- EXERCISE TASK -
Where a line in the listing below contains the word "EEUU", copy that line.
━━ GIVEN DATA ━━
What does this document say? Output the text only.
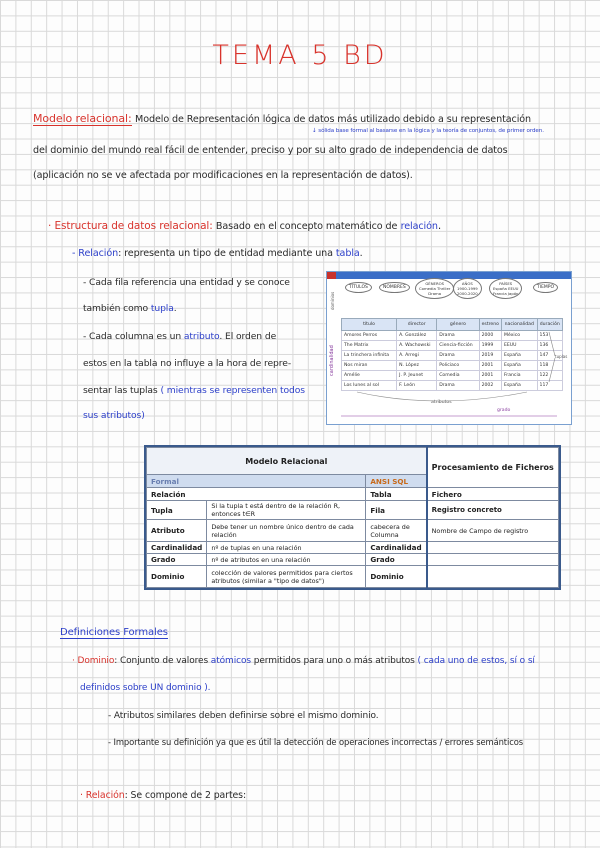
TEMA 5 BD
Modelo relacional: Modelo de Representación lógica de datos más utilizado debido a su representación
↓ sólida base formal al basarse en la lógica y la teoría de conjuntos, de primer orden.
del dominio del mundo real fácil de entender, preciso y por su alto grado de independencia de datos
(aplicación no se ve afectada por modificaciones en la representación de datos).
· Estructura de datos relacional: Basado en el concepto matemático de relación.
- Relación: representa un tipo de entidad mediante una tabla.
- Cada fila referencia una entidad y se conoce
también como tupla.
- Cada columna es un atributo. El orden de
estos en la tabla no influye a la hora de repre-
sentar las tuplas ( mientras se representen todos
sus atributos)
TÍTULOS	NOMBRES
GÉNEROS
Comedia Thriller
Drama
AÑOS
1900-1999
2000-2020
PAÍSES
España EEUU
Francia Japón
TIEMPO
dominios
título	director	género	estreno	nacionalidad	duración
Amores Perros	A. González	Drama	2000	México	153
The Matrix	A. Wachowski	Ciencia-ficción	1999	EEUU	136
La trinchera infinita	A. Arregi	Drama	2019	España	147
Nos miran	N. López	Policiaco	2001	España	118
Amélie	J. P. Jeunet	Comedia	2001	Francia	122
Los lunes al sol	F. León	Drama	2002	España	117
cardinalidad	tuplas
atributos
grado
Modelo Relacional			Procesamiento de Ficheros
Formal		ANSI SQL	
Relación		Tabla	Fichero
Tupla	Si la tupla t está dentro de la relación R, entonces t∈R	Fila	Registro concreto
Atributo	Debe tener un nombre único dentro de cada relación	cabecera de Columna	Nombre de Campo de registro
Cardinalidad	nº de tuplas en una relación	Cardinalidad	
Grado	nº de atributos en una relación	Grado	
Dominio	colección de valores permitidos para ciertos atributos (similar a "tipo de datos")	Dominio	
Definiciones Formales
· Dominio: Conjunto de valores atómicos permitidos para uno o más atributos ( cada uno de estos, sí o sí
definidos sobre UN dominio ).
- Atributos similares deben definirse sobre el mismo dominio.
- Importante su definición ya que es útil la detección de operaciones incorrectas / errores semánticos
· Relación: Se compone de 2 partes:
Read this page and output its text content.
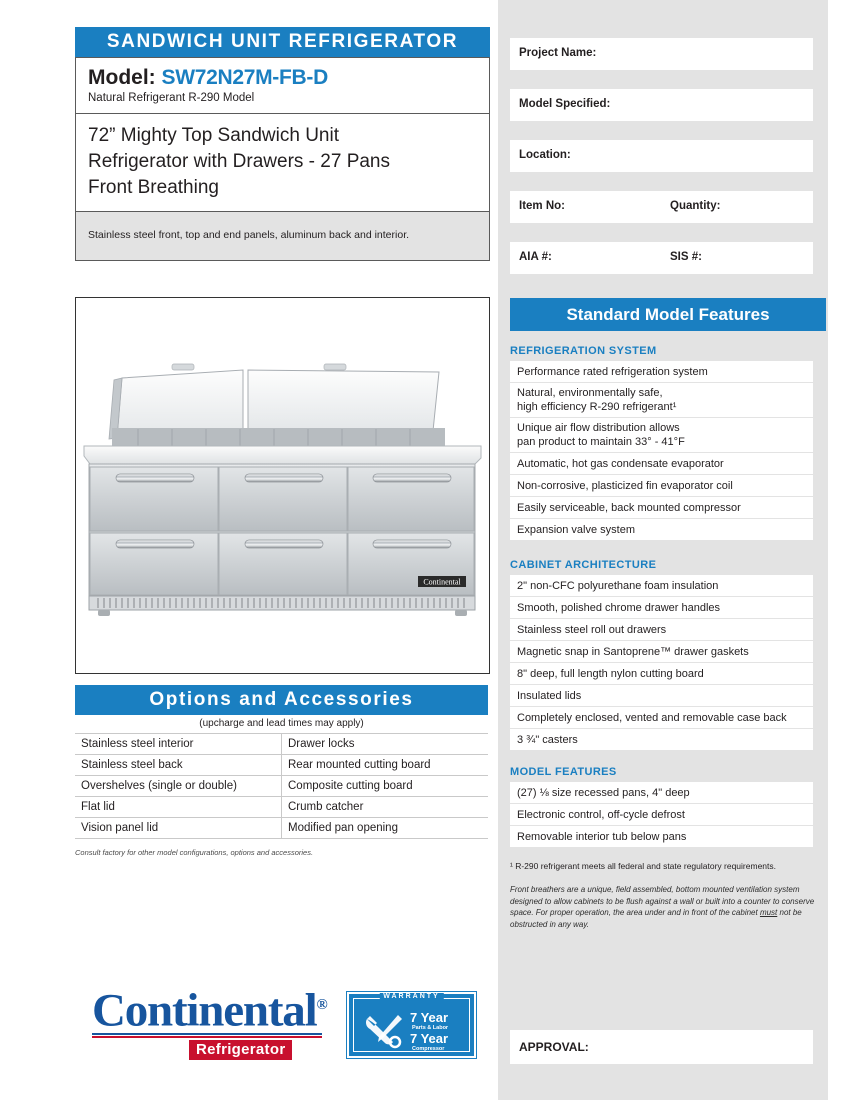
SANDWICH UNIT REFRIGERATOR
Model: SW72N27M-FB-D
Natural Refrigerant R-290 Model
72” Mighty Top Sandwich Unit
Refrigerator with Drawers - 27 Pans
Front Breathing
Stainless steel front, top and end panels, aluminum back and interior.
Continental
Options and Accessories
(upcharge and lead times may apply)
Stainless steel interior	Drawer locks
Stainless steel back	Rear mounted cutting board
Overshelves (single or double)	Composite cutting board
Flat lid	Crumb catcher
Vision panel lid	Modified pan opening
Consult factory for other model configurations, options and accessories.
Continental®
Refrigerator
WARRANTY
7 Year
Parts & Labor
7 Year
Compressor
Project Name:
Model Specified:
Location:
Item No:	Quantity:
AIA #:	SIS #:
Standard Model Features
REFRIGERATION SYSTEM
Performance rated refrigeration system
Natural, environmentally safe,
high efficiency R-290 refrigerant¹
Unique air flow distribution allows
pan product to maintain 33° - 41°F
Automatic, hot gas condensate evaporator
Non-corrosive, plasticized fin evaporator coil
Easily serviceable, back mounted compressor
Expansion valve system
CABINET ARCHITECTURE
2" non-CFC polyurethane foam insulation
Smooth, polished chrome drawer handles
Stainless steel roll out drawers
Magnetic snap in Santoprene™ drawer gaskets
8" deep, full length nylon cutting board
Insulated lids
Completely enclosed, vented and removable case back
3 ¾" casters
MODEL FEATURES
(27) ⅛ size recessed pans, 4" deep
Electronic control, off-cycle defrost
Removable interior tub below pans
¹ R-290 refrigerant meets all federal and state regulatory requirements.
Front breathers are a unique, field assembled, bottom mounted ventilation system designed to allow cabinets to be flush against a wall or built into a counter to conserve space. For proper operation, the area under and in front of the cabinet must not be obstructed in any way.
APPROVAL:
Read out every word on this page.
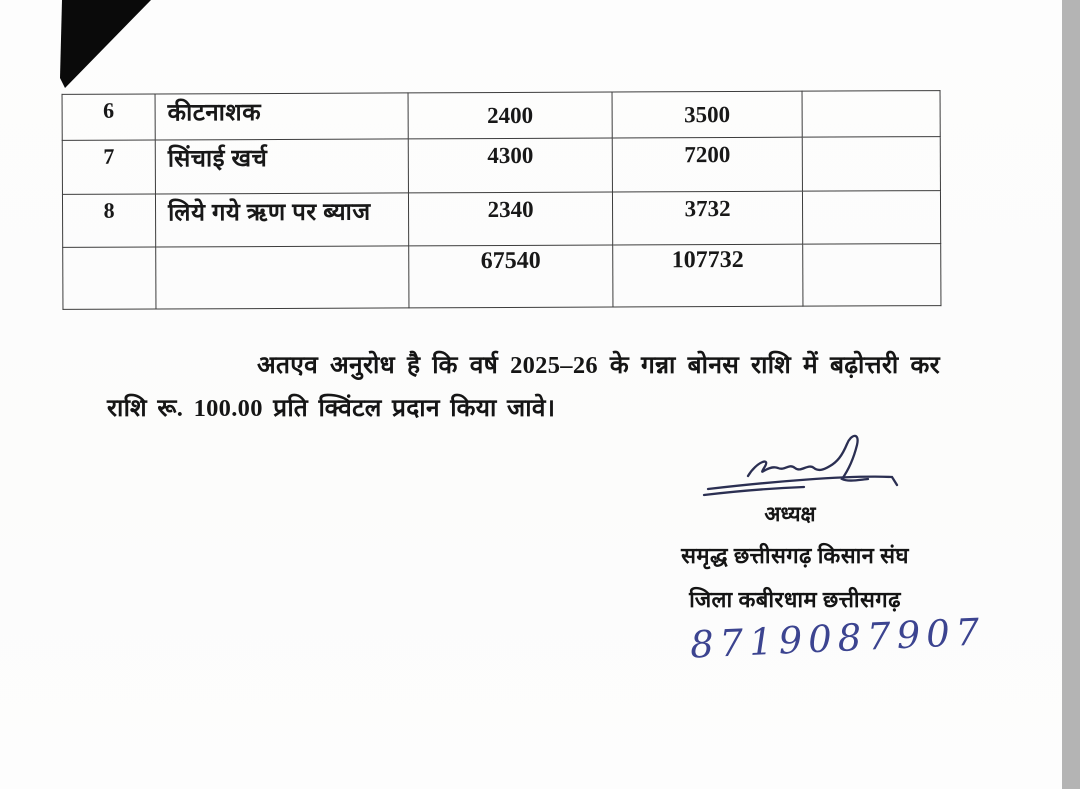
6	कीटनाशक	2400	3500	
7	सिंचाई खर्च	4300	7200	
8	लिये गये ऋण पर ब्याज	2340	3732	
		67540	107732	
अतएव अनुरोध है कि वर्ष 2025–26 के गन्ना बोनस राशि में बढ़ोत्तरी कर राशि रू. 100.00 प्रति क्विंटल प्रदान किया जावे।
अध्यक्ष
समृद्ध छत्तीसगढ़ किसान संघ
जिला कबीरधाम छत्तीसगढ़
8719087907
━━━
- TASK OUTPUT -
España EEUU
The Matrix	A. Wachowski	Ciencia-ficción	1999	EEUU	136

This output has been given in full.